**Problem statement:** Repeat all the records exactly, omitting pictures.
## begin Entries shown
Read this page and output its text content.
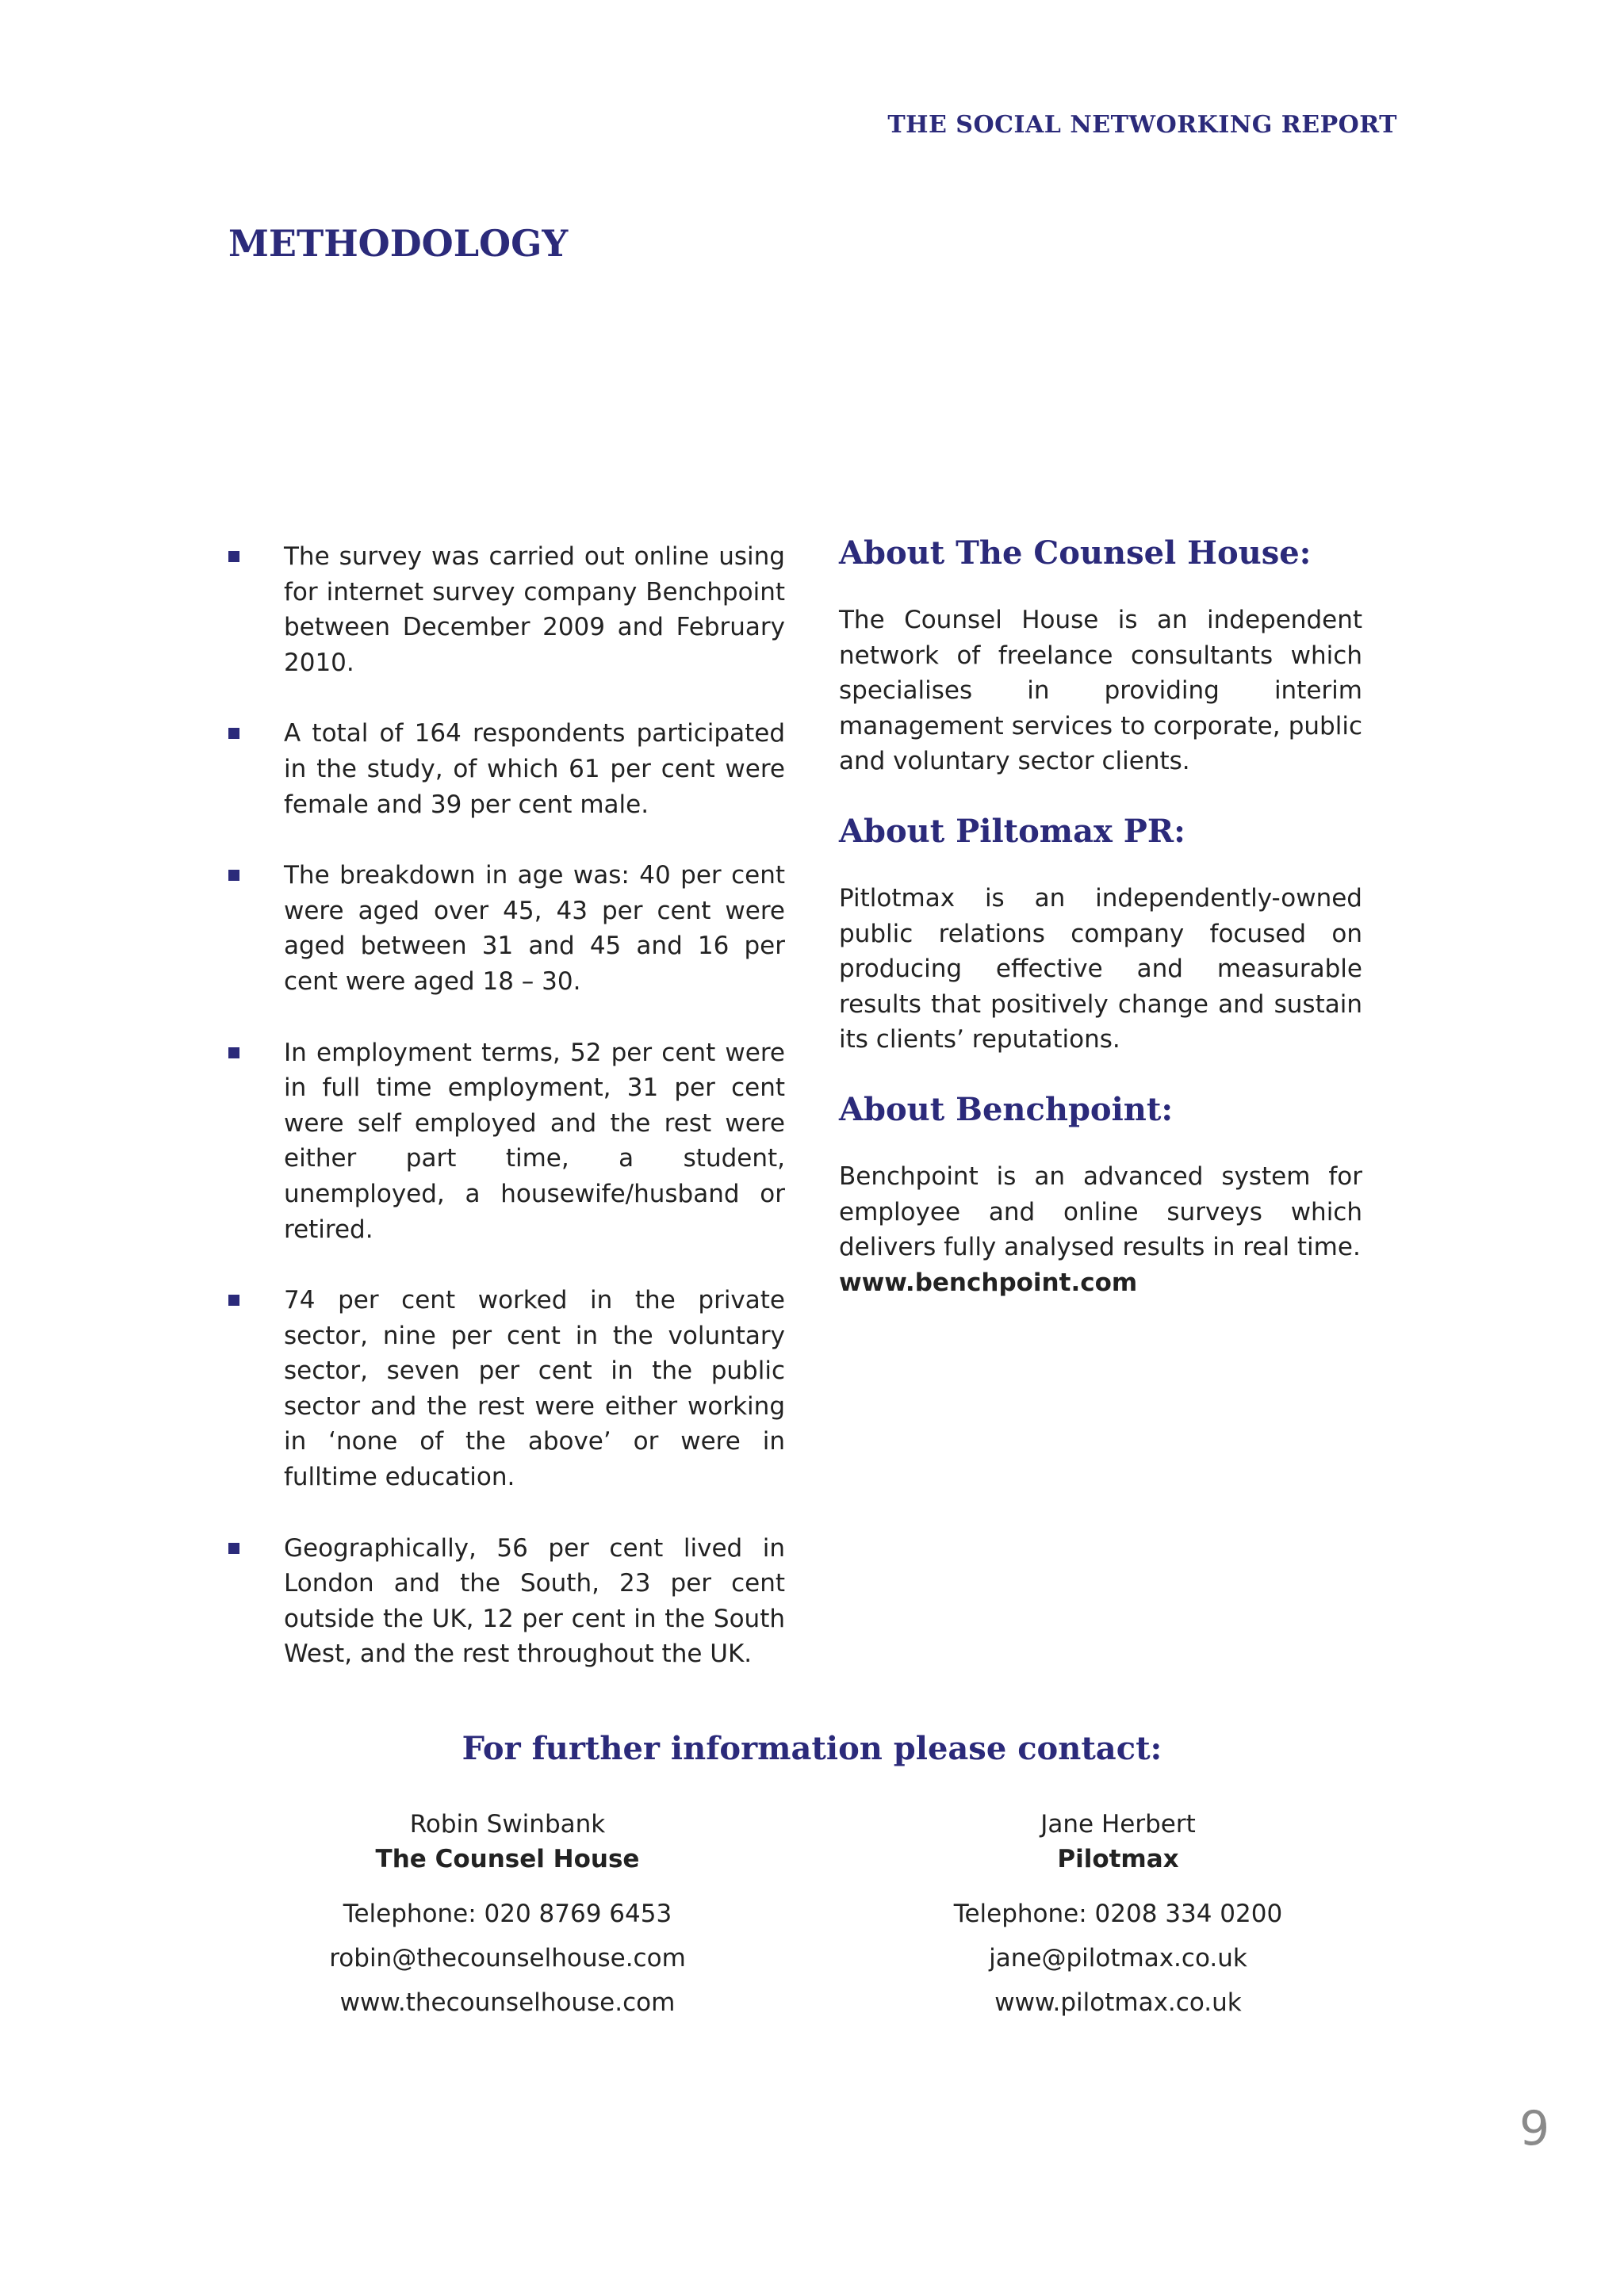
THE SOCIAL NETWORKING REPORT
METHODOLOGY
The survey was carried out online using for internet survey company Benchpoint between December 2009 and February 2010.
A total of 164 respondents participated in the study, of which 61 per cent were female and 39 per cent male.
The breakdown in age was: 40 per cent were aged over 45, 43 per cent were aged between 31 and 45 and 16 per cent were aged 18 – 30.
In employment terms, 52 per cent were in full time employment, 31 per cent were self employed and the rest were either part time, a student, unemployed, a housewife/husband or retired.
74 per cent worked in the private sector, nine per cent in the voluntary sector, seven per cent in the public sector and the rest were either working in ‘none of the above’ or were in fulltime education.
Geographically, 56 per cent lived in London and the South, 23 per cent outside the UK, 12 per cent in the South West, and the rest throughout the UK.
About The Counsel House:

The Counsel House is an independent network of freelance consultants which specialises in providing interim management services to corporate, public and voluntary sector clients.

About Piltomax PR:

Pitlotmax is an independently-owned public relations company focused on producing effective and measurable results that positively change and sustain its clients’ reputations.

About Benchpoint:

Benchpoint is an advanced system for employee and online surveys which delivers fully analysed results in real time.
www.benchpoint.com

For further information please contact:
Robin Swinbank
The Counsel House
Telephone: 020 8769 6453
robin@thecounselhouse.com
www.thecounselhouse.com
Jane Herbert
Pilotmax
Telephone: 0208 334 0200
jane@pilotmax.co.uk
www.pilotmax.co.uk
9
## end Entries shown
**Task solution:**
Read this page and output its text content.
THE SOCIAL NETWORKING REPORT
METHODOLOGY
The survey was carried out online using for internet survey company Benchpoint between December 2009 and February 2010.
A total of 164 respondents participated in the study, of which 61 per cent were female and 39 per cent male.
The breakdown in age was: 40 per cent were aged over 45, 43 per cent were aged between 31 and 45 and 16 per cent were aged 18 – 30.
In employment terms, 52 per cent were in full time employment, 31 per cent were self employed and the rest were either part time, a student, unemployed, a housewife/husband or retired.
74 per cent worked in the private sector, nine per cent in the voluntary sector, seven per cent in the public sector and the rest were either working in ‘none of the above’ or were in fulltime education.
Geographically, 56 per cent lived in London and the South, 23 per cent outside the UK, 12 per cent in the South West, and the rest throughout the UK.
About The Counsel House:

The Counsel House is an independent network of freelance consultants which specialises in providing interim management services to corporate, public and voluntary sector clients.

About Piltomax PR:

Pitlotmax is an independently-owned public relations company focused on producing effective and measurable results that positively change and sustain its clients’ reputations.

About Benchpoint:

Benchpoint is an advanced system for employee and online surveys which delivers fully analysed results in real time.
www.benchpoint.com

For further information please contact:
Robin Swinbank
The Counsel House
Telephone: 020 8769 6453
robin@thecounselhouse.com
www.thecounselhouse.com
Jane Herbert
Pilotmax
Telephone: 0208 334 0200
jane@pilotmax.co.uk
www.pilotmax.co.uk
9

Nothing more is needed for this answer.